[DIRECTIONS FOR THIS TASK] Leave out the pictures and copy everything else in the entries exactly.

[RECORDS FOR THE EXERCISE]
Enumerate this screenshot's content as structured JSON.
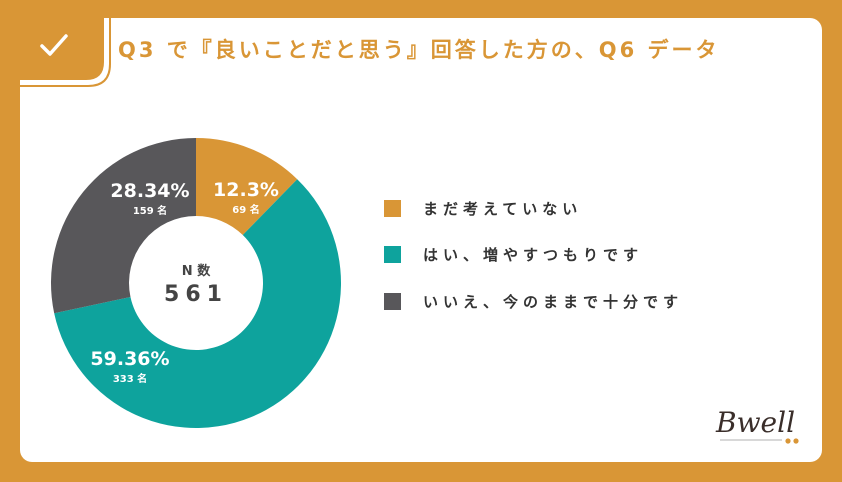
{
  "title": "Q3 で『良いことだと思う』回答した方の、Q6 データ",
  "check_icon": "checkmark-icon",
  "colors": {
    "orange": "#D99636",
    "teal": "#0EA39D",
    "gray": "#58575A"
  },
  "center": {
    "label": "N 数",
    "value": "561"
  },
  "logo": {
    "text": "Bwell"
  },
  "chart_data": {
    "type": "pie",
    "total": 561,
    "slices": [
      {
        "label": "まだ考えていない",
        "value": 12.3,
        "display": "12.3%",
        "count": 69,
        "count_label": "69 名",
        "color": "#D99636"
      },
      {
        "label": "はい、増やすつもりです",
        "value": 59.36,
        "display": "59.36%",
        "count": 333,
        "count_label": "333 名",
        "color": "#0EA39D"
      },
      {
        "label": "いいえ、今のままで十分です",
        "value": 28.34,
        "display": "28.34%",
        "count": 159,
        "count_label": "159 名",
        "color": "#58575A"
      }
    ]
  }
}
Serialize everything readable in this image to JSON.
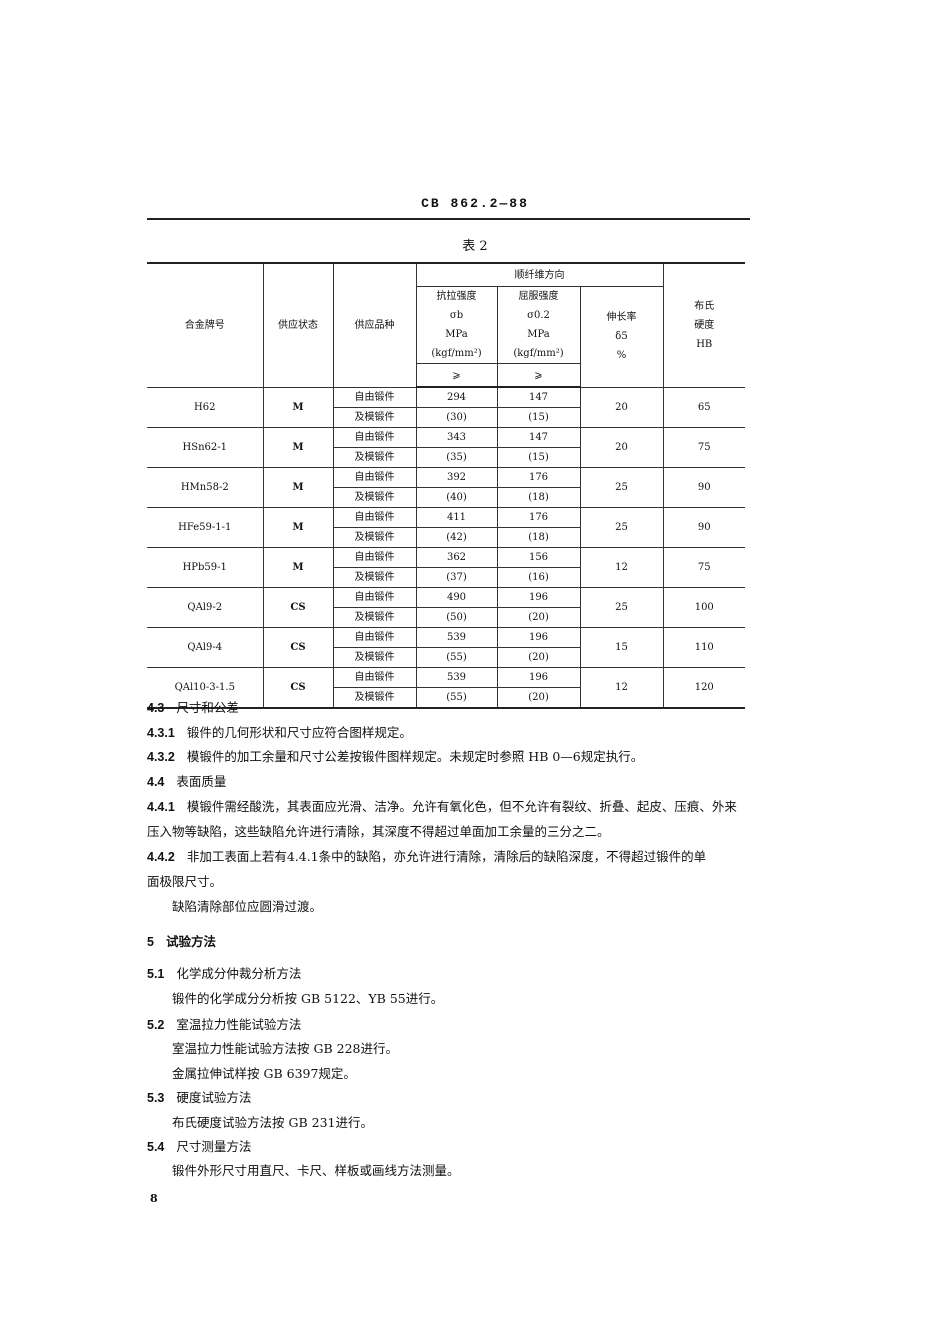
{
  "header": "CB 862.2—88",
  "table_caption": "表 2",
  "table": {
    "headers": {
      "alloy": "合金牌号",
      "state": "供应状态",
      "variety": "供应品种",
      "group": "顺纤维方向",
      "tensile": [
        "抗拉强度",
        "σb",
        "MPa",
        "(kgf/mm²)"
      ],
      "yield": [
        "屈服强度",
        "σ0.2",
        "MPa",
        "(kgf/mm²)"
      ],
      "ge": "⩾",
      "elong": [
        "伸长率",
        "δ5",
        "%"
      ],
      "hb": [
        "布氏",
        "硬度",
        "HB"
      ]
    },
    "variety_lines": [
      "自由锻件",
      "及模锻件"
    ],
    "rows": [
      {
        "alloy": "H62",
        "state": "M",
        "tensile": "294",
        "tensile_kgf": "(30)",
        "yield": "147",
        "yield_kgf": "(15)",
        "elong": "20",
        "hb": "65"
      },
      {
        "alloy": "HSn62-1",
        "state": "M",
        "tensile": "343",
        "tensile_kgf": "(35)",
        "yield": "147",
        "yield_kgf": "(15)",
        "elong": "20",
        "hb": "75"
      },
      {
        "alloy": "HMn58-2",
        "state": "M",
        "tensile": "392",
        "tensile_kgf": "(40)",
        "yield": "176",
        "yield_kgf": "(18)",
        "elong": "25",
        "hb": "90"
      },
      {
        "alloy": "HFe59-1-1",
        "state": "M",
        "tensile": "411",
        "tensile_kgf": "(42)",
        "yield": "176",
        "yield_kgf": "(18)",
        "elong": "25",
        "hb": "90"
      },
      {
        "alloy": "HPb59-1",
        "state": "M",
        "tensile": "362",
        "tensile_kgf": "(37)",
        "yield": "156",
        "yield_kgf": "(16)",
        "elong": "12",
        "hb": "75"
      },
      {
        "alloy": "QAl9-2",
        "state": "CS",
        "tensile": "490",
        "tensile_kgf": "(50)",
        "yield": "196",
        "yield_kgf": "(20)",
        "elong": "25",
        "hb": "100"
      },
      {
        "alloy": "QAl9-4",
        "state": "CS",
        "tensile": "539",
        "tensile_kgf": "(55)",
        "yield": "196",
        "yield_kgf": "(20)",
        "elong": "15",
        "hb": "110"
      },
      {
        "alloy": "QAl10-3-1.5",
        "state": "CS",
        "tensile": "539",
        "tensile_kgf": "(55)",
        "yield": "196",
        "yield_kgf": "(20)",
        "elong": "12",
        "hb": "120"
      }
    ]
  },
  "text": [
    {
      "num": "4.3",
      "text": "尺寸和公差"
    },
    {
      "num": "4.3.1",
      "text": "锻件的几何形状和尺寸应符合图样规定。"
    },
    {
      "num": "4.3.2",
      "text": "模锻件的加工余量和尺寸公差按锻件图样规定。未规定时参照 HB 0—6规定执行。"
    },
    {
      "num": "4.4",
      "text": "表面质量"
    },
    {
      "num": "4.4.1",
      "text": "模锻件需经酸洗，其表面应光滑、洁净。允许有氧化色，但不允许有裂纹、折叠、起皮、压痕、外来"
    },
    {
      "num": "",
      "text": "压入物等缺陷，这些缺陷允许进行清除，其深度不得超过单面加工余量的三分之二。"
    },
    {
      "num": "4.4.2",
      "text": "非加工表面上若有4.4.1条中的缺陷，亦允许进行清除，清除后的缺陷深度，不得超过锻件的单"
    },
    {
      "num": "",
      "text": "面极限尺寸。"
    },
    {
      "num": "",
      "text": "缺陷清除部位应圆滑过渡。",
      "indent": true
    },
    {
      "num": "5",
      "text": "试验方法",
      "bold": true
    },
    {
      "num": "5.1",
      "text": "化学成分仲裁分析方法"
    },
    {
      "num": "",
      "text": "锻件的化学成分分析按 GB 5122、YB 55进行。",
      "indent": true
    },
    {
      "num": "5.2",
      "text": "室温拉力性能试验方法"
    },
    {
      "num": "",
      "text": "室温拉力性能试验方法按 GB 228进行。",
      "indent": true
    },
    {
      "num": "",
      "text": "金属拉伸试样按 GB 6397规定。",
      "indent": true
    },
    {
      "num": "5.3",
      "text": "硬度试验方法"
    },
    {
      "num": "",
      "text": "布氏硬度试验方法按 GB 231进行。",
      "indent": true
    },
    {
      "num": "5.4",
      "text": "尺寸测量方法"
    },
    {
      "num": "",
      "text": "锻件外形尺寸用直尺、卡尺、样板或画线方法测量。",
      "indent": true
    }
  ],
  "page_number": "8"
}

[TASK ANSWER]
Enumerate this screenshot's content as structured JSON.
{
  "title": "Q3 で『良いことだと思う』回答した方の、Q6 データ",
  "check_icon": "checkmark-icon",
  "colors": {
    "orange": "#D99636",
    "teal": "#0EA39D",
    "gray": "#58575A"
  },
  "center": {
    "label": "N 数",
    "value": "561"
  },
  "logo": {
    "text": "Bwell"
  },
  "chart_data": {
    "type": "pie",
    "total": 561,
    "slices": [
      {
        "label": "まだ考えていない",
        "value": 12.3,
        "display": "12.3%",
        "count": 69,
        "count_label": "69 名",
        "color": "#D99636"
      },
      {
        "label": "はい、増やすつもりです",
        "value": 59.36,
        "display": "59.36%",
        "count": 333,
        "count_label": "333 名",
        "color": "#0EA39D"
      },
      {
        "label": "いいえ、今のままで十分です",
        "value": 28.34,
        "display": "28.34%",
        "count": 159,
        "count_label": "159 名",
        "color": "#58575A"
      }
    ]
  }
}
Serialize everything readable in this image to JSON.
{
  "header": "CB 862.2—88",
  "table_caption": "表 2",
  "table": {
    "headers": {
      "alloy": "合金牌号",
      "state": "供应状态",
      "variety": "供应品种",
      "group": "顺纤维方向",
      "tensile": [
        "抗拉强度",
        "σb",
        "MPa",
        "(kgf/mm²)"
      ],
      "yield": [
        "屈服强度",
        "σ0.2",
        "MPa",
        "(kgf/mm²)"
      ],
      "ge": "⩾",
      "elong": [
        "伸长率",
        "δ5",
        "%"
      ],
      "hb": [
        "布氏",
        "硬度",
        "HB"
      ]
    },
    "variety_lines": [
      "自由锻件",
      "及模锻件"
    ],
    "rows": [
      {
        "alloy": "H62",
        "state": "M",
        "tensile": "294",
        "tensile_kgf": "(30)",
        "yield": "147",
        "yield_kgf": "(15)",
        "elong": "20",
        "hb": "65"
      },
      {
        "alloy": "HSn62-1",
        "state": "M",
        "tensile": "343",
        "tensile_kgf": "(35)",
        "yield": "147",
        "yield_kgf": "(15)",
        "elong": "20",
        "hb": "75"
      },
      {
        "alloy": "HMn58-2",
        "state": "M",
        "tensile": "392",
        "tensile_kgf": "(40)",
        "yield": "176",
        "yield_kgf": "(18)",
        "elong": "25",
        "hb": "90"
      },
      {
        "alloy": "HFe59-1-1",
        "state": "M",
        "tensile": "411",
        "tensile_kgf": "(42)",
        "yield": "176",
        "yield_kgf": "(18)",
        "elong": "25",
        "hb": "90"
      },
      {
        "alloy": "HPb59-1",
        "state": "M",
        "tensile": "362",
        "tensile_kgf": "(37)",
        "yield": "156",
        "yield_kgf": "(16)",
        "elong": "12",
        "hb": "75"
      },
      {
        "alloy": "QAl9-2",
        "state": "CS",
        "tensile": "490",
        "tensile_kgf": "(50)",
        "yield": "196",
        "yield_kgf": "(20)",
        "elong": "25",
        "hb": "100"
      },
      {
        "alloy": "QAl9-4",
        "state": "CS",
        "tensile": "539",
        "tensile_kgf": "(55)",
        "yield": "196",
        "yield_kgf": "(20)",
        "elong": "15",
        "hb": "110"
      },
      {
        "alloy": "QAl10-3-1.5",
        "state": "CS",
        "tensile": "539",
        "tensile_kgf": "(55)",
        "yield": "196",
        "yield_kgf": "(20)",
        "elong": "12",
        "hb": "120"
      }
    ]
  },
  "text": [
    {
      "num": "4.3",
      "text": "尺寸和公差"
    },
    {
      "num": "4.3.1",
      "text": "锻件的几何形状和尺寸应符合图样规定。"
    },
    {
      "num": "4.3.2",
      "text": "模锻件的加工余量和尺寸公差按锻件图样规定。未规定时参照 HB 0—6规定执行。"
    },
    {
      "num": "4.4",
      "text": "表面质量"
    },
    {
      "num": "4.4.1",
      "text": "模锻件需经酸洗，其表面应光滑、洁净。允许有氧化色，但不允许有裂纹、折叠、起皮、压痕、外来"
    },
    {
      "num": "",
      "text": "压入物等缺陷，这些缺陷允许进行清除，其深度不得超过单面加工余量的三分之二。"
    },
    {
      "num": "4.4.2",
      "text": "非加工表面上若有4.4.1条中的缺陷，亦允许进行清除，清除后的缺陷深度，不得超过锻件的单"
    },
    {
      "num": "",
      "text": "面极限尺寸。"
    },
    {
      "num": "",
      "text": "缺陷清除部位应圆滑过渡。",
      "indent": true
    },
    {
      "num": "5",
      "text": "试验方法",
      "bold": true
    },
    {
      "num": "5.1",
      "text": "化学成分仲裁分析方法"
    },
    {
      "num": "",
      "text": "锻件的化学成分分析按 GB 5122、YB 55进行。",
      "indent": true
    },
    {
      "num": "5.2",
      "text": "室温拉力性能试验方法"
    },
    {
      "num": "",
      "text": "室温拉力性能试验方法按 GB 228进行。",
      "indent": true
    },
    {
      "num": "",
      "text": "金属拉伸试样按 GB 6397规定。",
      "indent": true
    },
    {
      "num": "5.3",
      "text": "硬度试验方法"
    },
    {
      "num": "",
      "text": "布氏硬度试验方法按 GB 231进行。",
      "indent": true
    },
    {
      "num": "5.4",
      "text": "尺寸测量方法"
    },
    {
      "num": "",
      "text": "锻件外形尺寸用直尺、卡尺、样板或画线方法测量。",
      "indent": true
    }
  ],
  "page_number": "8"
}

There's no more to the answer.